Microsoft now owns Activision Blizzard King and the Call of Duty franchise, but Microsoft is not going to limit the experience on rival platforms. Microsoft Gaming CEO Phil Spencer said on the Xbox podcast that he wants PlayStation, Nintendo, and PC users to feel “100% part of the community” now that Microsoft owns the Call of Duty series. Spencer said he is aiming for “100% parity” across all platforms going forward, which might mean no more platform-exclusive content.
“For Call of Duty players on Playstation and in the future on Nintendo, I want you to feel 100% part of the community. I don’t want you to feel like there’s content you’re missing out [on], there’s skins you’re missing out [on], there’s timing you’re missing out on,” he said.
“That’s not the goal. The goal is 100% parity across all platforms as much as we can for launch and content. I say as much as we can on parity because clearly some platforms have resolution and frame rate differences… but there is nothing else,” he added. “We have no goal of somehow trying to use Call of Duty to get you to buy an Xbox console.”

● ENTRIES SHOWN
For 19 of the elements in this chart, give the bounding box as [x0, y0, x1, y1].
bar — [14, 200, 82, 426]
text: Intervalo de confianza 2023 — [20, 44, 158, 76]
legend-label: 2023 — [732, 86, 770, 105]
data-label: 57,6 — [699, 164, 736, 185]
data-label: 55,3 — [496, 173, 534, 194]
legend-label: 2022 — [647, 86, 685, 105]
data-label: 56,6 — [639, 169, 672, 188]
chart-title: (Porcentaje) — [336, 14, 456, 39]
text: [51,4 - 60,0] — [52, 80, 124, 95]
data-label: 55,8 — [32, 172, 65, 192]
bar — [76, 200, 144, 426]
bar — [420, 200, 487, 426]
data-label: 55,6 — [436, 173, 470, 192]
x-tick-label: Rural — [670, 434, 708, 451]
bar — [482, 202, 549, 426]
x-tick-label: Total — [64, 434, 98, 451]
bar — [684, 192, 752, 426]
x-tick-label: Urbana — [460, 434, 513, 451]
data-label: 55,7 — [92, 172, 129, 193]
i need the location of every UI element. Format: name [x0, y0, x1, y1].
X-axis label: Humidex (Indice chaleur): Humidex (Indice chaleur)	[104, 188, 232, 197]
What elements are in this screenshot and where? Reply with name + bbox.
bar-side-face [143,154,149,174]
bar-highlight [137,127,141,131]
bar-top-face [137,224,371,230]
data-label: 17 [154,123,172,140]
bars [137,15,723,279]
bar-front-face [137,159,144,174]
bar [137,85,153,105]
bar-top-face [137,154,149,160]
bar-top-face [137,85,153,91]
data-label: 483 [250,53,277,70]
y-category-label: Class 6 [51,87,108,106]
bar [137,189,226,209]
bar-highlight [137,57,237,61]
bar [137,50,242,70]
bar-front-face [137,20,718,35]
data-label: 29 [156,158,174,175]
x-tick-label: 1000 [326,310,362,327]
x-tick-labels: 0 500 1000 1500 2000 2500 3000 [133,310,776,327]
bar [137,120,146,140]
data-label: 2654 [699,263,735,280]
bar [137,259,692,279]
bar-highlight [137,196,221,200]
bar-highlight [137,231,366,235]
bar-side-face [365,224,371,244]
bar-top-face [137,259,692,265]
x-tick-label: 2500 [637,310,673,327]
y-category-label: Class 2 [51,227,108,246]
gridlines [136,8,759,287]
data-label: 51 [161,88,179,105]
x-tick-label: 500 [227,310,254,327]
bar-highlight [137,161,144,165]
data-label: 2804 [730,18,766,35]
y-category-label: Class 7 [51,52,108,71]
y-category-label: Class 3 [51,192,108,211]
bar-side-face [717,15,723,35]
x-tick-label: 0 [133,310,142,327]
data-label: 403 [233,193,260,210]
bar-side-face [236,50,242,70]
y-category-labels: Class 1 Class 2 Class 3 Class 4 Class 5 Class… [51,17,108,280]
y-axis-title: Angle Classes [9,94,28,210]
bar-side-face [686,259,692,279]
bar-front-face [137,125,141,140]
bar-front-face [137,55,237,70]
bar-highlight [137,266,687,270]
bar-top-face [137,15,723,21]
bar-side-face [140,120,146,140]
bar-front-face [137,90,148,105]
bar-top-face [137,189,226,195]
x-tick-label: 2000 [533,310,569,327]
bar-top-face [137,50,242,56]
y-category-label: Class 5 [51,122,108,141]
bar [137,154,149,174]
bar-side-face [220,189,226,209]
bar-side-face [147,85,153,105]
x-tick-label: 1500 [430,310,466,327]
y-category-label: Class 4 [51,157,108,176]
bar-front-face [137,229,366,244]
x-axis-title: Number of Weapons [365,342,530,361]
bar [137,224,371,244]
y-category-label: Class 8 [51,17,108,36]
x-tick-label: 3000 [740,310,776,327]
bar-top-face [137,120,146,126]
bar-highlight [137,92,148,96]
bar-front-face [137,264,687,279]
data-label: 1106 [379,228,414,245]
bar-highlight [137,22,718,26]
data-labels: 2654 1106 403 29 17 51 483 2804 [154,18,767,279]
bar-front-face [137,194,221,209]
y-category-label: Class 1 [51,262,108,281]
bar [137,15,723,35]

● COMPLETE THE FOLLOWING
(a) Translate this sentence from the article on Call of Duty parity into Spanish: "We have no goal of somehow trying to use Call of Duty to get you to buy an Xbox console."
(b) Answer from the article on Call of Duty parity:
(i) What company does Microsoft now own along with the Call of Duty franchise?
(ii) On what podcast did Phil Spencer make his remarks?
(iii) What differences does Spencer say some platforms clearly have?
(c) Transcribe the passage from the article on Call of Duty parity that begins at the words "Microsoft now owns" and stops after "more platform-exclusive content.".

● SOLVED PROBLEMS
(a) No tenemos ningún objetivo de intentar de alguna manera usar Call of Duty para que compres una consola Xbox.

(b)
(i) Activision Blizzard King
(ii) The Xbox podcast
(iii) Resolution and frame rate differences

(c)
Microsoft now owns Activision Blizzard King and the Call of Duty franchise, but Microsoft is not going to limit the experience on rival platforms. Microsoft Gaming CEO Phil Spencer said on the Xbox podcast that he wants PlayStation, Nintendo, and PC users to feel “100% part of the community” now that Microsoft owns the Call of Duty series. Spencer said he is aiming for “100% parity” across all platforms going forward, which might mean no more platform-exclusive content.